[Entries taken from a collection]
╭──

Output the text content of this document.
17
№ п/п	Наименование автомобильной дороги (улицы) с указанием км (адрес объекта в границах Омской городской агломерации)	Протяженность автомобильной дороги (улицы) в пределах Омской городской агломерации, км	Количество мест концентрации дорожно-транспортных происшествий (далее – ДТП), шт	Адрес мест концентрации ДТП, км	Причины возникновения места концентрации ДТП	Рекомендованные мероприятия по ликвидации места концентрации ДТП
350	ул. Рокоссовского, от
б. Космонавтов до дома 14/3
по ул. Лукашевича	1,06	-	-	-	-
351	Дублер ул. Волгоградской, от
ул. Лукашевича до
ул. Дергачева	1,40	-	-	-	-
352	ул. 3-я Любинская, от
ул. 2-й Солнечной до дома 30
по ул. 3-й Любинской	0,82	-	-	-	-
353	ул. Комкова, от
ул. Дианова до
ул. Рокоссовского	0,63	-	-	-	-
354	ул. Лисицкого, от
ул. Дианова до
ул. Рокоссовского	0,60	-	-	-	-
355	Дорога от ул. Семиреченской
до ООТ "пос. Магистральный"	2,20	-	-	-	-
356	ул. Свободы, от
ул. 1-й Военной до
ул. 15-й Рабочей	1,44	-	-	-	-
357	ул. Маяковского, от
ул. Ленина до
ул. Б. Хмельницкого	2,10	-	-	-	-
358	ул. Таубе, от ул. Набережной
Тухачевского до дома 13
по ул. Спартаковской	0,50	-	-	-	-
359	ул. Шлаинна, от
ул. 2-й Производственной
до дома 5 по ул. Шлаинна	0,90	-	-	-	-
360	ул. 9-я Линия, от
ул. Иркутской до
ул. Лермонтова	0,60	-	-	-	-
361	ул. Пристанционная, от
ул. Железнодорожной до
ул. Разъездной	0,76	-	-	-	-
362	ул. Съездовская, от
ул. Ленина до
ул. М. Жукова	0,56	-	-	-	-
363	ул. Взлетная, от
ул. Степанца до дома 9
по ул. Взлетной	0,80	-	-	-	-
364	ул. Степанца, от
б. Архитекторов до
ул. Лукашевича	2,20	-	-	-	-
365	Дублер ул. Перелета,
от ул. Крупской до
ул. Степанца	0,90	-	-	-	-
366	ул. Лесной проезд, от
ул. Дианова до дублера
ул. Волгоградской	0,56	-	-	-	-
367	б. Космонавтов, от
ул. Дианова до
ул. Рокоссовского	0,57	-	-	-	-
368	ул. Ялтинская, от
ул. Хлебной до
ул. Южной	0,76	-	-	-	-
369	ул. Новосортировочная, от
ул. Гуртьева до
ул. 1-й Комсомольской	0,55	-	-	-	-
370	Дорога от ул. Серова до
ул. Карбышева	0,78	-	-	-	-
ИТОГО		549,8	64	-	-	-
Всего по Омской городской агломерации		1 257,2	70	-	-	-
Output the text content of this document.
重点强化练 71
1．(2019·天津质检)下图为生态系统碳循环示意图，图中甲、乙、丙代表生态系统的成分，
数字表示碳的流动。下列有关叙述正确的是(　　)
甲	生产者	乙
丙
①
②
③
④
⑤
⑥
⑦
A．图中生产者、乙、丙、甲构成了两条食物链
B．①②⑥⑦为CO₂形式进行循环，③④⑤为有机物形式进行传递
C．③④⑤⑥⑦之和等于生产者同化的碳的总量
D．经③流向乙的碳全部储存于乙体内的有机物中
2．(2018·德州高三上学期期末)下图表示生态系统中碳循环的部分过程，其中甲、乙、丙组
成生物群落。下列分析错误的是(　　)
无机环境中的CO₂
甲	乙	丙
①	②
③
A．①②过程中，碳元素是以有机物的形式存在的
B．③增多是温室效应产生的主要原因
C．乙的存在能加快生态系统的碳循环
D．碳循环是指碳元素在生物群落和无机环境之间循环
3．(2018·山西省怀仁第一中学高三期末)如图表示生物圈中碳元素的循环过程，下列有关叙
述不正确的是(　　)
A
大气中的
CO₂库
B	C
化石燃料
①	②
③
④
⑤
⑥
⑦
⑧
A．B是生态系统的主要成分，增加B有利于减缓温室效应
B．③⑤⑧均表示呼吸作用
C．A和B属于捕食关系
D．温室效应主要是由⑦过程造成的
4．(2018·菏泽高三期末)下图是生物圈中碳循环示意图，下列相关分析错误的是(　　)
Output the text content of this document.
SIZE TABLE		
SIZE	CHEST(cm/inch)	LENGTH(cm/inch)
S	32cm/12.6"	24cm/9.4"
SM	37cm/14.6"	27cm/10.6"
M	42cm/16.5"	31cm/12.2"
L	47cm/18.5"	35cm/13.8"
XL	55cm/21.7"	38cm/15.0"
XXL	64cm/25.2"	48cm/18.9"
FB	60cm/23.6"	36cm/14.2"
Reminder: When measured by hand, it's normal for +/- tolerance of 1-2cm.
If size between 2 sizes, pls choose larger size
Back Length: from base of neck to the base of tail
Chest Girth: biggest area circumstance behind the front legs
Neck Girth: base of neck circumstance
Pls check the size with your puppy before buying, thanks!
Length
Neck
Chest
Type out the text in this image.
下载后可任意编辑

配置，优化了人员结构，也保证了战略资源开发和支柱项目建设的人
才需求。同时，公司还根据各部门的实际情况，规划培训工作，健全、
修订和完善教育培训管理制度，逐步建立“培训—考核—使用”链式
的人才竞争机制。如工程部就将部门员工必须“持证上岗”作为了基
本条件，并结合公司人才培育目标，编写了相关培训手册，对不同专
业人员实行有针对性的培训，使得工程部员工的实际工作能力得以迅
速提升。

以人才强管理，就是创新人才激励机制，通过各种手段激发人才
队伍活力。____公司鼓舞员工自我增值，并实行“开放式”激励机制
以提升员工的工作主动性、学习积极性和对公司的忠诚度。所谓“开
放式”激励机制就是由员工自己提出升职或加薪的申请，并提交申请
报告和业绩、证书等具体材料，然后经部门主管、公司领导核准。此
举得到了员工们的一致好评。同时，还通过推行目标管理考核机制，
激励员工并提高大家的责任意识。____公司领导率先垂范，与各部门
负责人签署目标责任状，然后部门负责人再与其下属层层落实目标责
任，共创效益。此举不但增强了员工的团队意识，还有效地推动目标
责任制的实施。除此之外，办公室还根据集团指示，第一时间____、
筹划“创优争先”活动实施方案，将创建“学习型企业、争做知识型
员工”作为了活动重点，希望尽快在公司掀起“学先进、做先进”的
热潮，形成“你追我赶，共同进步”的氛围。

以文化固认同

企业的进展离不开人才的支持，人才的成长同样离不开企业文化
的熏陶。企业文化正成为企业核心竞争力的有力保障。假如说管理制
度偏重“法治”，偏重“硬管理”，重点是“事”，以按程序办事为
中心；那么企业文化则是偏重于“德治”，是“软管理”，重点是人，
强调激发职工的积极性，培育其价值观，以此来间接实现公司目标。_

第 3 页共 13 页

╰──

Objective: Give a word-for-word copy of the records.

Expected output:
Output the text content of this document.
17
№ п/п	Наименование автомобильной дороги (улицы) с указанием км (адрес объекта в границах Омской городской агломерации)	Протяженность автомобильной дороги (улицы) в пределах Омской городской агломерации, км	Количество мест концентрации дорожно-транспортных происшествий (далее – ДТП), шт	Адрес мест концентрации ДТП, км	Причины возникновения места концентрации ДТП	Рекомендованные мероприятия по ликвидации места концентрации ДТП
350	ул. Рокоссовского, от
б. Космонавтов до дома 14/3
по ул. Лукашевича	1,06	-	-	-	-
351	Дублер ул. Волгоградской, от
ул. Лукашевича до
ул. Дергачева	1,40	-	-	-	-
352	ул. 3-я Любинская, от
ул. 2-й Солнечной до дома 30
по ул. 3-й Любинской	0,82	-	-	-	-
353	ул. Комкова, от
ул. Дианова до
ул. Рокоссовского	0,63	-	-	-	-
354	ул. Лисицкого, от
ул. Дианова до
ул. Рокоссовского	0,60	-	-	-	-
355	Дорога от ул. Семиреченской
до ООТ "пос. Магистральный"	2,20	-	-	-	-
356	ул. Свободы, от
ул. 1-й Военной до
ул. 15-й Рабочей	1,44	-	-	-	-
357	ул. Маяковского, от
ул. Ленина до
ул. Б. Хмельницкого	2,10	-	-	-	-
358	ул. Таубе, от ул. Набережной
Тухачевского до дома 13
по ул. Спартаковской	0,50	-	-	-	-
359	ул. Шлаинна, от
ул. 2-й Производственной
до дома 5 по ул. Шлаинна	0,90	-	-	-	-
360	ул. 9-я Линия, от
ул. Иркутской до
ул. Лермонтова	0,60	-	-	-	-
361	ул. Пристанционная, от
ул. Железнодорожной до
ул. Разъездной	0,76	-	-	-	-
362	ул. Съездовская, от
ул. Ленина до
ул. М. Жукова	0,56	-	-	-	-
363	ул. Взлетная, от
ул. Степанца до дома 9
по ул. Взлетной	0,80	-	-	-	-
364	ул. Степанца, от
б. Архитекторов до
ул. Лукашевича	2,20	-	-	-	-
365	Дублер ул. Перелета,
от ул. Крупской до
ул. Степанца	0,90	-	-	-	-
366	ул. Лесной проезд, от
ул. Дианова до дублера
ул. Волгоградской	0,56	-	-	-	-
367	б. Космонавтов, от
ул. Дианова до
ул. Рокоссовского	0,57	-	-	-	-
368	ул. Ялтинская, от
ул. Хлебной до
ул. Южной	0,76	-	-	-	-
369	ул. Новосортировочная, от
ул. Гуртьева до
ул. 1-й Комсомольской	0,55	-	-	-	-
370	Дорога от ул. Серова до
ул. Карбышева	0,78	-	-	-	-
ИТОГО		549,8	64	-	-	-
Всего по Омской городской агломерации		1 257,2	70	-	-	-
Output the text content of this document.
重点强化练 71
1．(2019·天津质检)下图为生态系统碳循环示意图，图中甲、乙、丙代表生态系统的成分，
数字表示碳的流动。下列有关叙述正确的是(　　)
甲	生产者	乙
丙
①
②
③
④
⑤
⑥
⑦
A．图中生产者、乙、丙、甲构成了两条食物链
B．①②⑥⑦为CO₂形式进行循环，③④⑤为有机物形式进行传递
C．③④⑤⑥⑦之和等于生产者同化的碳的总量
D．经③流向乙的碳全部储存于乙体内的有机物中
2．(2018·德州高三上学期期末)下图表示生态系统中碳循环的部分过程，其中甲、乙、丙组
成生物群落。下列分析错误的是(　　)
无机环境中的CO₂
甲	乙	丙
①	②
③
A．①②过程中，碳元素是以有机物的形式存在的
B．③增多是温室效应产生的主要原因
C．乙的存在能加快生态系统的碳循环
D．碳循环是指碳元素在生物群落和无机环境之间循环
3．(2018·山西省怀仁第一中学高三期末)如图表示生物圈中碳元素的循环过程，下列有关叙
述不正确的是(　　)
A
大气中的
CO₂库
B	C
化石燃料
①	②
③
④
⑤
⑥
⑦
⑧
A．B是生态系统的主要成分，增加B有利于减缓温室效应
B．③⑤⑧均表示呼吸作用
C．A和B属于捕食关系
D．温室效应主要是由⑦过程造成的
4．(2018·菏泽高三期末)下图是生物圈中碳循环示意图，下列相关分析错误的是(　　)
Output the text content of this document.
SIZE TABLE		
SIZE	CHEST(cm/inch)	LENGTH(cm/inch)
S	32cm/12.6"	24cm/9.4"
SM	37cm/14.6"	27cm/10.6"
M	42cm/16.5"	31cm/12.2"
L	47cm/18.5"	35cm/13.8"
XL	55cm/21.7"	38cm/15.0"
XXL	64cm/25.2"	48cm/18.9"
FB	60cm/23.6"	36cm/14.2"
Reminder: When measured by hand, it's normal for +/- tolerance of 1-2cm.
If size between 2 sizes, pls choose larger size
Back Length: from base of neck to the base of tail
Chest Girth: biggest area circumstance behind the front legs
Neck Girth: base of neck circumstance
Pls check the size with your puppy before buying, thanks!
Length
Neck
Chest
Type out the text in this image.
下载后可任意编辑

配置，优化了人员结构，也保证了战略资源开发和支柱项目建设的人
才需求。同时，公司还根据各部门的实际情况，规划培训工作，健全、
修订和完善教育培训管理制度，逐步建立“培训—考核—使用”链式
的人才竞争机制。如工程部就将部门员工必须“持证上岗”作为了基
本条件，并结合公司人才培育目标，编写了相关培训手册，对不同专
业人员实行有针对性的培训，使得工程部员工的实际工作能力得以迅
速提升。

以人才强管理，就是创新人才激励机制，通过各种手段激发人才
队伍活力。____公司鼓舞员工自我增值，并实行“开放式”激励机制
以提升员工的工作主动性、学习积极性和对公司的忠诚度。所谓“开
放式”激励机制就是由员工自己提出升职或加薪的申请，并提交申请
报告和业绩、证书等具体材料，然后经部门主管、公司领导核准。此
举得到了员工们的一致好评。同时，还通过推行目标管理考核机制，
激励员工并提高大家的责任意识。____公司领导率先垂范，与各部门
负责人签署目标责任状，然后部门负责人再与其下属层层落实目标责
任，共创效益。此举不但增强了员工的团队意识，还有效地推动目标
责任制的实施。除此之外，办公室还根据集团指示，第一时间____、
筹划“创优争先”活动实施方案，将创建“学习型企业、争做知识型
员工”作为了活动重点，希望尽快在公司掀起“学先进、做先进”的
热潮，形成“你追我赶，共同进步”的氛围。

以文化固认同

企业的进展离不开人才的支持，人才的成长同样离不开企业文化
的熏陶。企业文化正成为企业核心竞争力的有力保障。假如说管理制
度偏重“法治”，偏重“硬管理”，重点是“事”，以按程序办事为
中心；那么企业文化则是偏重于“德治”，是“软管理”，重点是人，
强调激发职工的积极性，培育其价值观，以此来间接实现公司目标。_

第 3 页共 13 页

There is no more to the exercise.